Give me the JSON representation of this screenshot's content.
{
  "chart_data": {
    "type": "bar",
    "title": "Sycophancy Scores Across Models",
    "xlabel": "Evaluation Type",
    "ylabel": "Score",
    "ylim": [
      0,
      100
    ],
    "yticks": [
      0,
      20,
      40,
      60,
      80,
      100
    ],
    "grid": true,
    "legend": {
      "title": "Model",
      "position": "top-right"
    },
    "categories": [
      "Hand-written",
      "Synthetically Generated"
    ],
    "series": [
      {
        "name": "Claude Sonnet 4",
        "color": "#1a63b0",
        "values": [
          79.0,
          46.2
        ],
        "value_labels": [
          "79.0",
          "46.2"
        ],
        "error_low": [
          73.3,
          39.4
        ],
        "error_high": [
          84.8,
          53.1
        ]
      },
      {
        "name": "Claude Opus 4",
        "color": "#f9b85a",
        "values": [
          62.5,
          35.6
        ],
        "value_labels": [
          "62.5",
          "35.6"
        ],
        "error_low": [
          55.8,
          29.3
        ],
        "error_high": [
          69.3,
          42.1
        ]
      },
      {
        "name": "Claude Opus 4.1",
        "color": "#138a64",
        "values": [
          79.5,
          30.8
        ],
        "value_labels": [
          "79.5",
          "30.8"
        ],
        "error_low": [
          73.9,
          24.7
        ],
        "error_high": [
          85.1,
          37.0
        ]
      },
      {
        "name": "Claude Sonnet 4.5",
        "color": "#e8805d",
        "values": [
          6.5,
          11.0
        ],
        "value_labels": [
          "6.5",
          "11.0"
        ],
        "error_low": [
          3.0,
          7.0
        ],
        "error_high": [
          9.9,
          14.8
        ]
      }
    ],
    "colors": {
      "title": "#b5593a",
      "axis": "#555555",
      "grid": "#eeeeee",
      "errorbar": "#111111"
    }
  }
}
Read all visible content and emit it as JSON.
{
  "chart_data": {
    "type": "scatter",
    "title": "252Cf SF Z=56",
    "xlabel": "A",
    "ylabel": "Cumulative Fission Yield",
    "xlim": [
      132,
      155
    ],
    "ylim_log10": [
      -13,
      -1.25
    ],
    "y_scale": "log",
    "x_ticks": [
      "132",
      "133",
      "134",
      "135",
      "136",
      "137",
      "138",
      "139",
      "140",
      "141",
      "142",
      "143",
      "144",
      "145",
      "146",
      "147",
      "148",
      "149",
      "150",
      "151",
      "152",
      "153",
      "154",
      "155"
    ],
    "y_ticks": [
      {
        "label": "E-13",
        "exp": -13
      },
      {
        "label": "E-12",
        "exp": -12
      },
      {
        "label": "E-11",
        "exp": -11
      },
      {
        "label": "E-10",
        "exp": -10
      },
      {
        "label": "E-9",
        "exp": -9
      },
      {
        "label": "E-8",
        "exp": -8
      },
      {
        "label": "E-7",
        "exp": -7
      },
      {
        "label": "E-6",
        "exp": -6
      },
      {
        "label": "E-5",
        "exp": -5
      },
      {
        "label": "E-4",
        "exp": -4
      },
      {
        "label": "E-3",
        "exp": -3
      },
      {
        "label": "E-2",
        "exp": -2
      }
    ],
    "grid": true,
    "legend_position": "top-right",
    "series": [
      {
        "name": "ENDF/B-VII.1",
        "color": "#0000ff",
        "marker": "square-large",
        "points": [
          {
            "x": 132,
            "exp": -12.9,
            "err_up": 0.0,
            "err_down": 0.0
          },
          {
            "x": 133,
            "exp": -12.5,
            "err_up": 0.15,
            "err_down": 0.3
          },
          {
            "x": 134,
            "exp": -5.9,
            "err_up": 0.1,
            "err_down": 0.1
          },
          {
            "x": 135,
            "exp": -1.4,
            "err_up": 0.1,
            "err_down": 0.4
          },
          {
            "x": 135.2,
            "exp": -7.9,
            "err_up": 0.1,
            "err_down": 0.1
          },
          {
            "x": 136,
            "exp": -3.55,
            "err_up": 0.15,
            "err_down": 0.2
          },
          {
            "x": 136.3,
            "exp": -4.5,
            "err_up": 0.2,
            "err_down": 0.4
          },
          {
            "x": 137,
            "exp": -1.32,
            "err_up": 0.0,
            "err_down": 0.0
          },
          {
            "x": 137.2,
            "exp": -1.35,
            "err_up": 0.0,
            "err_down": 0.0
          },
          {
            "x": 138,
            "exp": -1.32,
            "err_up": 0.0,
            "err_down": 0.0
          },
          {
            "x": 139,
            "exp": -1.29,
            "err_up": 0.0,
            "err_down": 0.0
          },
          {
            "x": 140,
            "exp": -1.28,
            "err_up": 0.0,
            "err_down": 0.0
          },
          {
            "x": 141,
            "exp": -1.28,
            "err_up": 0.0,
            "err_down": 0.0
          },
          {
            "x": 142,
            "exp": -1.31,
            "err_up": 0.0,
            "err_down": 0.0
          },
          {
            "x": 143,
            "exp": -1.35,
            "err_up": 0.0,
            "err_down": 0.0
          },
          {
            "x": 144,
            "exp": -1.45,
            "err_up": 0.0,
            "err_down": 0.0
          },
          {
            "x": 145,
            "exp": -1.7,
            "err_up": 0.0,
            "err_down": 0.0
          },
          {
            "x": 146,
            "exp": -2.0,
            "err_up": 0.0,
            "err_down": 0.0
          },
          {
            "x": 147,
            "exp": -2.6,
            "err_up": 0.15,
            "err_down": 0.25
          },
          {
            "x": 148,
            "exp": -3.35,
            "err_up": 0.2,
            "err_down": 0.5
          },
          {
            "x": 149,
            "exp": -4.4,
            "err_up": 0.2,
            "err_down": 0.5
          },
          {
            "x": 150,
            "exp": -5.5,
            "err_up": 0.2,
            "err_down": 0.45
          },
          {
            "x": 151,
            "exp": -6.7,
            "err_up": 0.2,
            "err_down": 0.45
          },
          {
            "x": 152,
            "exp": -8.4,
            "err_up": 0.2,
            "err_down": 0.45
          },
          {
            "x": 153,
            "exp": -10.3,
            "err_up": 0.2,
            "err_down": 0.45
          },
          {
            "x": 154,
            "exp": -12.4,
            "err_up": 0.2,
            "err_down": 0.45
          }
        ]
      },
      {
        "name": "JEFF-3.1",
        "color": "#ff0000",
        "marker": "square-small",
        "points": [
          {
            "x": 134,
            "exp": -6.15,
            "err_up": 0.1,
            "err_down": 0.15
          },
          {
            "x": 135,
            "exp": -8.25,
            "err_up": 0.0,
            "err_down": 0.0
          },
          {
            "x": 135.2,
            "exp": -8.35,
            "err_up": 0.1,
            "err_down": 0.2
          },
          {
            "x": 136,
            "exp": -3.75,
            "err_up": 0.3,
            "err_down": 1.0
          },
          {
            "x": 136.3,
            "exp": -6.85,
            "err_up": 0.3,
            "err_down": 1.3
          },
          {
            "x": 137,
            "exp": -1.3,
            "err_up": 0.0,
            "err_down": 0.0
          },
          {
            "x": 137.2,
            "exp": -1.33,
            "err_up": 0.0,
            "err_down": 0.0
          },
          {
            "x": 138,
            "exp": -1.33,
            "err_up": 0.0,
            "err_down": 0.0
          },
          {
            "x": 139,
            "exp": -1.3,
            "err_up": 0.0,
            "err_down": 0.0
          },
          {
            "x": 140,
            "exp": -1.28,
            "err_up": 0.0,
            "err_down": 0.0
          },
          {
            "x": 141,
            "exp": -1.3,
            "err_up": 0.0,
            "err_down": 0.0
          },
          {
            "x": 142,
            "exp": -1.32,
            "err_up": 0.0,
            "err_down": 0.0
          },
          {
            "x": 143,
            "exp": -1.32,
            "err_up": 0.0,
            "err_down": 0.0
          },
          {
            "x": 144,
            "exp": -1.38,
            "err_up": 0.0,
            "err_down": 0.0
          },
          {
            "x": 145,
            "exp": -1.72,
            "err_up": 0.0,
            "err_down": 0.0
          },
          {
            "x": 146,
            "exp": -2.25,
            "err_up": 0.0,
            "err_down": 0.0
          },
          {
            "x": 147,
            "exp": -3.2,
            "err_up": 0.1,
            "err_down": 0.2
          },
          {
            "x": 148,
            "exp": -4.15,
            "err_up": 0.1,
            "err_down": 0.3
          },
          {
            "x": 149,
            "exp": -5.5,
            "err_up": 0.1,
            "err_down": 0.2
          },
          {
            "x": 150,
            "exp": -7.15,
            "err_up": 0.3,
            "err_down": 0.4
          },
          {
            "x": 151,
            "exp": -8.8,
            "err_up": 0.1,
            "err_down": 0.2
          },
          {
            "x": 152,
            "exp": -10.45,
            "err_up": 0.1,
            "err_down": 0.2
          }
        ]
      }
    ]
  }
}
***
- Request -
Report the number of lines of the listing above that hold the string "right", with no other text.

- Solution below -
2